Data shown:
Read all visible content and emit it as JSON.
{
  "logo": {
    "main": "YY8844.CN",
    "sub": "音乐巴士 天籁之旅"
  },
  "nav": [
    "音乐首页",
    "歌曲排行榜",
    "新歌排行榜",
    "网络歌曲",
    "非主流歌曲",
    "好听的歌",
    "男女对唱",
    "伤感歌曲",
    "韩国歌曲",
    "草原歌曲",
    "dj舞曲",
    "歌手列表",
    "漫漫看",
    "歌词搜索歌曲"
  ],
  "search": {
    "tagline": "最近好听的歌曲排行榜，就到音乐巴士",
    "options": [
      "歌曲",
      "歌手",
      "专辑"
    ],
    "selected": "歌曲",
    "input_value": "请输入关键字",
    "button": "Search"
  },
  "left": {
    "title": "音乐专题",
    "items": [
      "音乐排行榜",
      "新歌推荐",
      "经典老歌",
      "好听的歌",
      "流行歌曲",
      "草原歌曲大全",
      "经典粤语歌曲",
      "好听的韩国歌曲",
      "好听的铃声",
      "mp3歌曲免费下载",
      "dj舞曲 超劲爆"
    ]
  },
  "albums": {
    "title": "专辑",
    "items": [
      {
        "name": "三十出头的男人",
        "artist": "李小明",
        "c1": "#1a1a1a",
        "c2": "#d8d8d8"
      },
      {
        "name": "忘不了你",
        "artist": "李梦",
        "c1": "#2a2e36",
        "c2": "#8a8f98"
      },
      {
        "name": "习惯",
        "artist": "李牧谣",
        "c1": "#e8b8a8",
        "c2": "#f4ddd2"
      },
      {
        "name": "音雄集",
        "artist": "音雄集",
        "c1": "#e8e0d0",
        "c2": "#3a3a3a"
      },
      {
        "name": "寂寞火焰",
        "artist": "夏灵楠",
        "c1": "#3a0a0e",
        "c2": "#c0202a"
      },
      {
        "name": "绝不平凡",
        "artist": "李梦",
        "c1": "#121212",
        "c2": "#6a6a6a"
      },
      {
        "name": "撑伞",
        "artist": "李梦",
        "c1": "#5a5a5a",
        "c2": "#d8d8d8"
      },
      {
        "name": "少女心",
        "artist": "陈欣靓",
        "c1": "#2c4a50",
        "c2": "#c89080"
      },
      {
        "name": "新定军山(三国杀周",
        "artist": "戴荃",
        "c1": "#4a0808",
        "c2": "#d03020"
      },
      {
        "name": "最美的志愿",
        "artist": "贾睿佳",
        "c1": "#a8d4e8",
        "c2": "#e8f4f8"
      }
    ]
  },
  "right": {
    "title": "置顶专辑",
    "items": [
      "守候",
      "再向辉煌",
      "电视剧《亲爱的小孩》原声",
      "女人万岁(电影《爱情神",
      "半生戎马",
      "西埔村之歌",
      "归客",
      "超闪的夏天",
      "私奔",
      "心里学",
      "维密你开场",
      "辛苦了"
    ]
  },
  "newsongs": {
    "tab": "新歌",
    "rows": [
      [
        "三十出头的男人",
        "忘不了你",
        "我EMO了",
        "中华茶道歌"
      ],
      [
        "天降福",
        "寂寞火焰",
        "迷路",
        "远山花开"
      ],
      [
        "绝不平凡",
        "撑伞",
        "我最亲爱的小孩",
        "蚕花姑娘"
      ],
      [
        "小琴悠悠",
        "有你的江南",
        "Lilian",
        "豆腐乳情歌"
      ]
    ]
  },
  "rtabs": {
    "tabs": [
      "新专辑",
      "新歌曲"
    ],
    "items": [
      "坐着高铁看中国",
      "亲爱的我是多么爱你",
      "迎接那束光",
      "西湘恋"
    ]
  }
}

What you should do: Copy the data above exactly. Every line must be included.

Result of this task:
Read all visible content and emit it as JSON.
{
  "logo": {
    "main": "YY8844.CN",
    "sub": "音乐巴士 天籁之旅"
  },
  "nav": [
    "音乐首页",
    "歌曲排行榜",
    "新歌排行榜",
    "网络歌曲",
    "非主流歌曲",
    "好听的歌",
    "男女对唱",
    "伤感歌曲",
    "韩国歌曲",
    "草原歌曲",
    "dj舞曲",
    "歌手列表",
    "漫漫看",
    "歌词搜索歌曲"
  ],
  "search": {
    "tagline": "最近好听的歌曲排行榜，就到音乐巴士",
    "options": [
      "歌曲",
      "歌手",
      "专辑"
    ],
    "selected": "歌曲",
    "input_value": "请输入关键字",
    "button": "Search"
  },
  "left": {
    "title": "音乐专题",
    "items": [
      "音乐排行榜",
      "新歌推荐",
      "经典老歌",
      "好听的歌",
      "流行歌曲",
      "草原歌曲大全",
      "经典粤语歌曲",
      "好听的韩国歌曲",
      "好听的铃声",
      "mp3歌曲免费下载",
      "dj舞曲 超劲爆"
    ]
  },
  "albums": {
    "title": "专辑",
    "items": [
      {
        "name": "三十出头的男人",
        "artist": "李小明",
        "c1": "#1a1a1a",
        "c2": "#d8d8d8"
      },
      {
        "name": "忘不了你",
        "artist": "李梦",
        "c1": "#2a2e36",
        "c2": "#8a8f98"
      },
      {
        "name": "习惯",
        "artist": "李牧谣",
        "c1": "#e8b8a8",
        "c2": "#f4ddd2"
      },
      {
        "name": "音雄集",
        "artist": "音雄集",
        "c1": "#e8e0d0",
        "c2": "#3a3a3a"
      },
      {
        "name": "寂寞火焰",
        "artist": "夏灵楠",
        "c1": "#3a0a0e",
        "c2": "#c0202a"
      },
      {
        "name": "绝不平凡",
        "artist": "李梦",
        "c1": "#121212",
        "c2": "#6a6a6a"
      },
      {
        "name": "撑伞",
        "artist": "李梦",
        "c1": "#5a5a5a",
        "c2": "#d8d8d8"
      },
      {
        "name": "少女心",
        "artist": "陈欣靓",
        "c1": "#2c4a50",
        "c2": "#c89080"
      },
      {
        "name": "新定军山(三国杀周",
        "artist": "戴荃",
        "c1": "#4a0808",
        "c2": "#d03020"
      },
      {
        "name": "最美的志愿",
        "artist": "贾睿佳",
        "c1": "#a8d4e8",
        "c2": "#e8f4f8"
      }
    ]
  },
  "right": {
    "title": "置顶专辑",
    "items": [
      "守候",
      "再向辉煌",
      "电视剧《亲爱的小孩》原声",
      "女人万岁(电影《爱情神",
      "半生戎马",
      "西埔村之歌",
      "归客",
      "超闪的夏天",
      "私奔",
      "心里学",
      "维密你开场",
      "辛苦了"
    ]
  },
  "newsongs": {
    "tab": "新歌",
    "rows": [
      [
        "三十出头的男人",
        "忘不了你",
        "我EMO了",
        "中华茶道歌"
      ],
      [
        "天降福",
        "寂寞火焰",
        "迷路",
        "远山花开"
      ],
      [
        "绝不平凡",
        "撑伞",
        "我最亲爱的小孩",
        "蚕花姑娘"
      ],
      [
        "小琴悠悠",
        "有你的江南",
        "Lilian",
        "豆腐乳情歌"
      ]
    ]
  },
  "rtabs": {
    "tabs": [
      "新专辑",
      "新歌曲"
    ],
    "items": [
      "坐着高铁看中国",
      "亲爱的我是多么爱你",
      "迎接那束光",
      "西湘恋"
    ]
  }
}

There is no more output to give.